Data rows:

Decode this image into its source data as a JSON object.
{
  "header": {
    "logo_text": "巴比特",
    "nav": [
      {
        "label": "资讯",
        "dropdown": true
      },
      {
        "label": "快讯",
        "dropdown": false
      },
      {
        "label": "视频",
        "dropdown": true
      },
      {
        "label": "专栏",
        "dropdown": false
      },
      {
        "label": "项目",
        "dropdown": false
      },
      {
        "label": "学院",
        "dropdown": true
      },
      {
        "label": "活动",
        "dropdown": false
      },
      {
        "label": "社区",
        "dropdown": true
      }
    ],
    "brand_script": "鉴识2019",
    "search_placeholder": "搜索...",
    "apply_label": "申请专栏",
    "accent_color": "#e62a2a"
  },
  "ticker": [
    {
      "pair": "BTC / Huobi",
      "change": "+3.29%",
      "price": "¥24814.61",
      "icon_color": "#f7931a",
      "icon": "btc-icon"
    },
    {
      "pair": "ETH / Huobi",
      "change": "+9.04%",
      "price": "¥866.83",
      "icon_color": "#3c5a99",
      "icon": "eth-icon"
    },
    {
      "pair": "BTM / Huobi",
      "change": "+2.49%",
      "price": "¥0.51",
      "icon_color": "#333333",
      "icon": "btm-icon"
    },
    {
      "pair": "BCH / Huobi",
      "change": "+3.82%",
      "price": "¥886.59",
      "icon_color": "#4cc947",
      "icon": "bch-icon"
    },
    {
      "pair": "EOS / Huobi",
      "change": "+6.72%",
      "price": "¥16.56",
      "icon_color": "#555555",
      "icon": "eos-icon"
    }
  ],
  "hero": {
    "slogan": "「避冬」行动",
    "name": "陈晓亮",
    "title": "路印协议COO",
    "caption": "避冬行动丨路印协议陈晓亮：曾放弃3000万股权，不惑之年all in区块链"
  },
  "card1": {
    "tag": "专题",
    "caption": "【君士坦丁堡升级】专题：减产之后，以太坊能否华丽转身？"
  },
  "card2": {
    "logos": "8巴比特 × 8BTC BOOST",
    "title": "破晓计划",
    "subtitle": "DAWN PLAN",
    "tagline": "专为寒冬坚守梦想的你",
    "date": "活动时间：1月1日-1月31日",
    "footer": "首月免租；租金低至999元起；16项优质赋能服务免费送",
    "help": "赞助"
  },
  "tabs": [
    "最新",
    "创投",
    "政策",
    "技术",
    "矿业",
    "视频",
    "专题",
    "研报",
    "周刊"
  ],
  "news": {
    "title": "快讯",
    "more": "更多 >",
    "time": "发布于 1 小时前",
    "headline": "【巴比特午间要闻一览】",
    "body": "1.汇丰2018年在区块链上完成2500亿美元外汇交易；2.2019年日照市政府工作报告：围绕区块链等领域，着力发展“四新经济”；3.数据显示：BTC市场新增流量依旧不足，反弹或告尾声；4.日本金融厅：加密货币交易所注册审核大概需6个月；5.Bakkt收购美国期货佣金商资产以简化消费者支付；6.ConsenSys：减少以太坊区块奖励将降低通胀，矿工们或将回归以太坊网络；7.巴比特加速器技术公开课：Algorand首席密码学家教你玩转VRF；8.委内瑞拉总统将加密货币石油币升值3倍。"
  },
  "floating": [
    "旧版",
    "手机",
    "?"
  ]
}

Set problem: Extract all lines from the data in which "pair" is found.

Result of the exercise:
      "pair": "BTC / Huobi",
      "pair": "ETH / Huobi",
      "pair": "BTM / Huobi",
      "pair": "BCH / Huobi",
      "pair": "EOS / Huobi",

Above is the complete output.